Direction
Reproduce the rows word for word, starting with the first one and stopping after the line that contains "svg-text:True: True bbox=[141, 47, 163, 59]".

Information provided
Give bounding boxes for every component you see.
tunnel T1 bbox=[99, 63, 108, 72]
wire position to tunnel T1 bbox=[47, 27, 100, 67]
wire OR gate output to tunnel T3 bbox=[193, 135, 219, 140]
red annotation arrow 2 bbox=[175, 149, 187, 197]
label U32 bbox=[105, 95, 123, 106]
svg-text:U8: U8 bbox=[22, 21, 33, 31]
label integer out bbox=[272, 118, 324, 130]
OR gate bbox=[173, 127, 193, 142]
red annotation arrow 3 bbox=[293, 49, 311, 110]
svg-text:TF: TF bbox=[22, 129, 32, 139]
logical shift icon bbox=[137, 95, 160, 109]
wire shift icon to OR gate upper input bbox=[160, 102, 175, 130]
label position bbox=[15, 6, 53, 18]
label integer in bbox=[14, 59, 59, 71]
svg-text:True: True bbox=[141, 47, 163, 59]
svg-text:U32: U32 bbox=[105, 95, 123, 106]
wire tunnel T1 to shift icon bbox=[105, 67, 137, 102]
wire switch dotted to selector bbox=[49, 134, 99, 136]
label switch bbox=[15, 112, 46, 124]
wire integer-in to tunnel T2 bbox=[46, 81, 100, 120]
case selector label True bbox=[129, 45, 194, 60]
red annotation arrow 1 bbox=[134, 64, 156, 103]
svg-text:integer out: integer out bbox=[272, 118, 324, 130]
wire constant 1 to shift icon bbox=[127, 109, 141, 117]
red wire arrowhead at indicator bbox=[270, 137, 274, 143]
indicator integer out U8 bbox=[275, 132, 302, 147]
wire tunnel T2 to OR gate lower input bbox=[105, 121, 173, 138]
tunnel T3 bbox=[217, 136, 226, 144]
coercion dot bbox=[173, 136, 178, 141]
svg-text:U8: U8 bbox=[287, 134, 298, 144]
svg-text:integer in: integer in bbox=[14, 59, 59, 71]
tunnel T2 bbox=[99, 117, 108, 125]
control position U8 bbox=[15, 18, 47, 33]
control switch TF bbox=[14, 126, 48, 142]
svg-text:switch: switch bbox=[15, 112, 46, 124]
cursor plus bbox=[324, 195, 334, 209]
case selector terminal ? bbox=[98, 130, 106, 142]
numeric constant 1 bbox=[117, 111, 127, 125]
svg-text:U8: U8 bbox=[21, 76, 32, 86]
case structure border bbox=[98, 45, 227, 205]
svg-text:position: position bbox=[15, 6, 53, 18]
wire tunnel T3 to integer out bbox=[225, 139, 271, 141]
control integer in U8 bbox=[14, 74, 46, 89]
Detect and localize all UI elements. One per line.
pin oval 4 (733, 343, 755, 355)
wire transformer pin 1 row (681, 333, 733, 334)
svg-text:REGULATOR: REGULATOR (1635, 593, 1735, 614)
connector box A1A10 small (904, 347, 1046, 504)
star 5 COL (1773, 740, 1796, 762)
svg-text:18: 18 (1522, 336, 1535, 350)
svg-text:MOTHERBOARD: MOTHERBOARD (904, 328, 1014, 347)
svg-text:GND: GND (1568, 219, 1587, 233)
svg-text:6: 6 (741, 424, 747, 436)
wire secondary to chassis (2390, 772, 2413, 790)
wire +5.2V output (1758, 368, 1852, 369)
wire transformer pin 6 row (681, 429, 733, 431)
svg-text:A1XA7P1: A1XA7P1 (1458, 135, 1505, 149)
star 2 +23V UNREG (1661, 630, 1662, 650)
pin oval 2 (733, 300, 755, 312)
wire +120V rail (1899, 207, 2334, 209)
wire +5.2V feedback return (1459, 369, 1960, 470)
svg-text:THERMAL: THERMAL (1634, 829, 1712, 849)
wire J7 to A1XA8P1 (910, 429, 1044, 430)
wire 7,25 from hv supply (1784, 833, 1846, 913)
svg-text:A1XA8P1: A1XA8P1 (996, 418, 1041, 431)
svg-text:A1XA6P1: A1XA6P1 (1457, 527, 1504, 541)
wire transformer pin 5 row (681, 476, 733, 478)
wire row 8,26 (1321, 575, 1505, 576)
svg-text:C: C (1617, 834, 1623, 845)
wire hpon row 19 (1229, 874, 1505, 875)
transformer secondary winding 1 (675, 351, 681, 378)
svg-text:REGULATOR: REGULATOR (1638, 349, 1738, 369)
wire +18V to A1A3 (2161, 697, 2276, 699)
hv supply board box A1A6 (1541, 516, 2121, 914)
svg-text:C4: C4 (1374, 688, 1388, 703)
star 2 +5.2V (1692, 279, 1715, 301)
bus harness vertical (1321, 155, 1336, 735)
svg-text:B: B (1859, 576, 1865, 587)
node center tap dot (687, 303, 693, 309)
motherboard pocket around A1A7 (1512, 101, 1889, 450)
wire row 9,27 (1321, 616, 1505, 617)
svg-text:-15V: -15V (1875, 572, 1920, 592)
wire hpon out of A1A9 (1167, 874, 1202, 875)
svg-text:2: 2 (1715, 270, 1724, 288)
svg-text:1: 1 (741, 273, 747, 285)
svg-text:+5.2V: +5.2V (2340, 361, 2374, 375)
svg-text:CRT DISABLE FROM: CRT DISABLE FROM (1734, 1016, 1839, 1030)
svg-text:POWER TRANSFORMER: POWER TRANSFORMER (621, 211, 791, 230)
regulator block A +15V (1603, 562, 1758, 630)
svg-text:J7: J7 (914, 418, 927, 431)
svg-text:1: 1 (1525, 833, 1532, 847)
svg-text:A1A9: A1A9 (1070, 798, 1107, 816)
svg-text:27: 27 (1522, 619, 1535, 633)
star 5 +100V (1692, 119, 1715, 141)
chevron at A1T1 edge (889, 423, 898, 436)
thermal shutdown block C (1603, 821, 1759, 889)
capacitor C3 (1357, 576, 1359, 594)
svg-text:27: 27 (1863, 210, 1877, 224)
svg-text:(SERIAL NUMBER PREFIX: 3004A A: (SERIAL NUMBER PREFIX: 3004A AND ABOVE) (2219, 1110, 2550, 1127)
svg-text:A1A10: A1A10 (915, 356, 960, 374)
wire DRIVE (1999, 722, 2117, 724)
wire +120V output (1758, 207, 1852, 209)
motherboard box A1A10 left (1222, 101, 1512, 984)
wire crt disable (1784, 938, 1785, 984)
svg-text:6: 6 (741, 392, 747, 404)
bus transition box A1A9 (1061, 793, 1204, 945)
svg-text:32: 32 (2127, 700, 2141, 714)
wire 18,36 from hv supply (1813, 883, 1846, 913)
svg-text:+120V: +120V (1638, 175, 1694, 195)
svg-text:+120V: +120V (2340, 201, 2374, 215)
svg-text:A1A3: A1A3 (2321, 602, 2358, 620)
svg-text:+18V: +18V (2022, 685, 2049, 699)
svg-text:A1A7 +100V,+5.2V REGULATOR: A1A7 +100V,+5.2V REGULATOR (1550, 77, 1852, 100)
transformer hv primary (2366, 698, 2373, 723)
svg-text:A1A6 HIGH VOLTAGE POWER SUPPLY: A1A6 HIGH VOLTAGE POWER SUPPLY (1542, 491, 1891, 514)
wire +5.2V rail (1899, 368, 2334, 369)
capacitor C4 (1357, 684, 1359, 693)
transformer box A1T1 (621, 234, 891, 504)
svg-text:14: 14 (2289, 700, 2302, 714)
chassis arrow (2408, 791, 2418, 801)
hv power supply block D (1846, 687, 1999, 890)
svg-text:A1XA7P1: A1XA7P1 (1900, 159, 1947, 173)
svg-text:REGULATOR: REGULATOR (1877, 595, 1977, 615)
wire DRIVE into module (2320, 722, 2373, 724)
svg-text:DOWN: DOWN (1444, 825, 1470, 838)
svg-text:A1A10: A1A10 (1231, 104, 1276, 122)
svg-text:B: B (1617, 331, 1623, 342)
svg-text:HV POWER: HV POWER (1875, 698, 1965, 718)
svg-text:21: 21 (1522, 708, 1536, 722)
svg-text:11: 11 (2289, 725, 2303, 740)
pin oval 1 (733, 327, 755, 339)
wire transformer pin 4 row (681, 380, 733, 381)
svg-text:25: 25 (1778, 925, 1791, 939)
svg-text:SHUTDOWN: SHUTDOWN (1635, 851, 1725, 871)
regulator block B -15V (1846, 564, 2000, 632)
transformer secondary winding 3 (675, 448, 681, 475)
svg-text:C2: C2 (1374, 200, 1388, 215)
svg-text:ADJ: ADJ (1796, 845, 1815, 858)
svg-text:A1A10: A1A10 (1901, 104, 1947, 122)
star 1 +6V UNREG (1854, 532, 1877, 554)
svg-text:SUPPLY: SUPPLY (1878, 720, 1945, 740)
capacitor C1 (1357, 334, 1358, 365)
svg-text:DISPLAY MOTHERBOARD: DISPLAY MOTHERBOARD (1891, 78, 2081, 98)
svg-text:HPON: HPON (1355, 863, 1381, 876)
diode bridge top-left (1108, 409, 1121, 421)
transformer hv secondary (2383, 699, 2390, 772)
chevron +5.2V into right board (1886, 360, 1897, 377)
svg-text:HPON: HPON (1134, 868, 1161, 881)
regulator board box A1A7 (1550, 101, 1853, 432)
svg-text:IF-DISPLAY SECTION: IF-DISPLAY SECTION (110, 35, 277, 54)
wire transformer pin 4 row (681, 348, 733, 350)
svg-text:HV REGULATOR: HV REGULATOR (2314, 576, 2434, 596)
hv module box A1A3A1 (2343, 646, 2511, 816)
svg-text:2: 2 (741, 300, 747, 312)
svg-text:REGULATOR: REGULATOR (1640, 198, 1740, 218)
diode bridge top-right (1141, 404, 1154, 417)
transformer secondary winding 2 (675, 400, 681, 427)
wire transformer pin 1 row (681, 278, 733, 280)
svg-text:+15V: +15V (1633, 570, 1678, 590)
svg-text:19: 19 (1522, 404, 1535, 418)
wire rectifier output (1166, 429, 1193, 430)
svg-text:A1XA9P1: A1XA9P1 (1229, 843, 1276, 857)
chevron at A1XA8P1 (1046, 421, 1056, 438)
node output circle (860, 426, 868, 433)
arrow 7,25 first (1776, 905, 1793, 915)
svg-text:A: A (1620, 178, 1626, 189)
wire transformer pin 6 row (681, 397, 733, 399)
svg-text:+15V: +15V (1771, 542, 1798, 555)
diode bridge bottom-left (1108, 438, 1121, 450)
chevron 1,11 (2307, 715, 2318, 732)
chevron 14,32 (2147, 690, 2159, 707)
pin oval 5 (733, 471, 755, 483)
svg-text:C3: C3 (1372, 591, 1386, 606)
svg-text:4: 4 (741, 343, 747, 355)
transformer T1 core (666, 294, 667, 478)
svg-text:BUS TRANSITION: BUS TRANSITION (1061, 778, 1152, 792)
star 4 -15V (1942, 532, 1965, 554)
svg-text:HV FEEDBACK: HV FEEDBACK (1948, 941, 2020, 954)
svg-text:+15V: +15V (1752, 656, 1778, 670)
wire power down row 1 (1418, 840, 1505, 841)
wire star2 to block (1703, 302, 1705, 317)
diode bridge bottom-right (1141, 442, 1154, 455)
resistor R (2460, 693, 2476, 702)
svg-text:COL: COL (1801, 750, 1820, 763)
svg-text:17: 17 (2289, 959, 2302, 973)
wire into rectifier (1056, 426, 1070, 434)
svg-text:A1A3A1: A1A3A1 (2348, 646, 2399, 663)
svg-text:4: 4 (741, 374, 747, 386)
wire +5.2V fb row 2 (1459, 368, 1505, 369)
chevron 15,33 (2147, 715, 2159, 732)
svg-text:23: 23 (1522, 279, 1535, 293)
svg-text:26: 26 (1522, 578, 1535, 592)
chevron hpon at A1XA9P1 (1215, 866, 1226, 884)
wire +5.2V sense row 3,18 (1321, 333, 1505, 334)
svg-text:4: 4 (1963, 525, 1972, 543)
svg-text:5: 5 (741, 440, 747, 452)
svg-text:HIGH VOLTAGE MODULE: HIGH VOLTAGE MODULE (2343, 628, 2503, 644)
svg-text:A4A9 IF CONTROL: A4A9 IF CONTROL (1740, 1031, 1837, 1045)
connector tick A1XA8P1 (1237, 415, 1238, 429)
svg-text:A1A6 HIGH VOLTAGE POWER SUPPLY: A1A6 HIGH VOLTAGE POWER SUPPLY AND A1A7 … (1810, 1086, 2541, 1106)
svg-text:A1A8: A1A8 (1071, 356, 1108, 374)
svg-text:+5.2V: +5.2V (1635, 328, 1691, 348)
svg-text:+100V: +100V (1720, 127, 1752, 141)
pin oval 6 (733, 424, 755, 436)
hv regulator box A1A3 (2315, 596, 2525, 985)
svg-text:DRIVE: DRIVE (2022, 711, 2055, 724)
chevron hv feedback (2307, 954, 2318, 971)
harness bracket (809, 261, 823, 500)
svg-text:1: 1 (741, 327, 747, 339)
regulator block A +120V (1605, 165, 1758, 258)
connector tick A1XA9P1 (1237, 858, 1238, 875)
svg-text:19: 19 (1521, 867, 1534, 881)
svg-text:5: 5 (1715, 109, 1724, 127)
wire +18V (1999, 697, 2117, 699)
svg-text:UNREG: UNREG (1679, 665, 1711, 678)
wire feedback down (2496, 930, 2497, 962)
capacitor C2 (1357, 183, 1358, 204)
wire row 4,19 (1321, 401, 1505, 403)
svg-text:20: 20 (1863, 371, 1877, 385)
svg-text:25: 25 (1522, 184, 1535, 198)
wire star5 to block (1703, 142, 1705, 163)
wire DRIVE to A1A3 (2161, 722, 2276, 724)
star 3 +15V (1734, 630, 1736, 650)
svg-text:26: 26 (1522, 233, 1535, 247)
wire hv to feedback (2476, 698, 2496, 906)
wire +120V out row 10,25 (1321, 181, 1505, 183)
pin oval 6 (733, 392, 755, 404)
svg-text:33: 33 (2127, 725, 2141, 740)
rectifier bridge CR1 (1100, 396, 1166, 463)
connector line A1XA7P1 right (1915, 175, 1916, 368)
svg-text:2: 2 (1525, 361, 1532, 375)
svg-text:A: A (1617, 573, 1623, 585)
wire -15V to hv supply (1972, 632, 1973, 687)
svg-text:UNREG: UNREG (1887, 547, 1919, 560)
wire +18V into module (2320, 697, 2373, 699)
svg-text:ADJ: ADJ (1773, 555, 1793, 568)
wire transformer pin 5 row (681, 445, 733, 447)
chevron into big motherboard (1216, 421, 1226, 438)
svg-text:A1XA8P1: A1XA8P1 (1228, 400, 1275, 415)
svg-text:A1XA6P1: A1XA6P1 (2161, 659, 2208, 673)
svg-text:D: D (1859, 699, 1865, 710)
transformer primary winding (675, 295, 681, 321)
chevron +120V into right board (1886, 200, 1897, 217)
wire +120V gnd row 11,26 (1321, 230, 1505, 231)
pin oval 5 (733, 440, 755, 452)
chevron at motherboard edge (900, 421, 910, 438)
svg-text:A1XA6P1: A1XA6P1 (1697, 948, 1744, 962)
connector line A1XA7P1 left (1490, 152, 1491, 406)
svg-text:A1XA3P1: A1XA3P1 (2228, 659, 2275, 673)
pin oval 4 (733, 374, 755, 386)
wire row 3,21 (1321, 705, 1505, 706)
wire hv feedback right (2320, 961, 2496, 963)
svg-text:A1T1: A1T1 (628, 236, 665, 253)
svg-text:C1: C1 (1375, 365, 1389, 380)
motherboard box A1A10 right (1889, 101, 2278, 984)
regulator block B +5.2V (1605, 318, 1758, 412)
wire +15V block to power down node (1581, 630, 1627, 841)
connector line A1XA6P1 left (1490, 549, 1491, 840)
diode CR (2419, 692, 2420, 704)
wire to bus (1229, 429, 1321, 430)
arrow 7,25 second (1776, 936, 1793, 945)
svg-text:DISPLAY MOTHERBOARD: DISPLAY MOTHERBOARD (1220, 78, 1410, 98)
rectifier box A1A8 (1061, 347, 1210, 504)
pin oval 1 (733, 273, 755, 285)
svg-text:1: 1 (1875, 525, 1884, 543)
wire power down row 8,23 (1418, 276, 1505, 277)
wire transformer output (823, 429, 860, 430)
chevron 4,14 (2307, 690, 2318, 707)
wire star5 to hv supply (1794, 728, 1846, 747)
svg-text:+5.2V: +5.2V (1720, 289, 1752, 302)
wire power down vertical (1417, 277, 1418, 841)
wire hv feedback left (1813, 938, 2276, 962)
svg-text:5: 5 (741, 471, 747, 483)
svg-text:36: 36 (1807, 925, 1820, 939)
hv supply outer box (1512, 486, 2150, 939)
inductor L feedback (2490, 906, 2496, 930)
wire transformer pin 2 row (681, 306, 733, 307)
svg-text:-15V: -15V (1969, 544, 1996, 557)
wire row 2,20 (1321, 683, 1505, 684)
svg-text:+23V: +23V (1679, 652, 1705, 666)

Answer in full
Give bounding boxes for every component you see.
tunnel T1 bbox=[99, 63, 108, 72]
wire position to tunnel T1 bbox=[47, 27, 100, 67]
wire OR gate output to tunnel T3 bbox=[193, 135, 219, 140]
red annotation arrow 2 bbox=[175, 149, 187, 197]
label U32 bbox=[105, 95, 123, 106]
svg-text:U8: U8 bbox=[22, 21, 33, 31]
label integer out bbox=[272, 118, 324, 130]
OR gate bbox=[173, 127, 193, 142]
red annotation arrow 3 bbox=[293, 49, 311, 110]
svg-text:TF: TF bbox=[22, 129, 32, 139]
logical shift icon bbox=[137, 95, 160, 109]
wire shift icon to OR gate upper input bbox=[160, 102, 175, 130]
label position bbox=[15, 6, 53, 18]
label integer in bbox=[14, 59, 59, 71]
svg-text:True: True bbox=[141, 47, 163, 59]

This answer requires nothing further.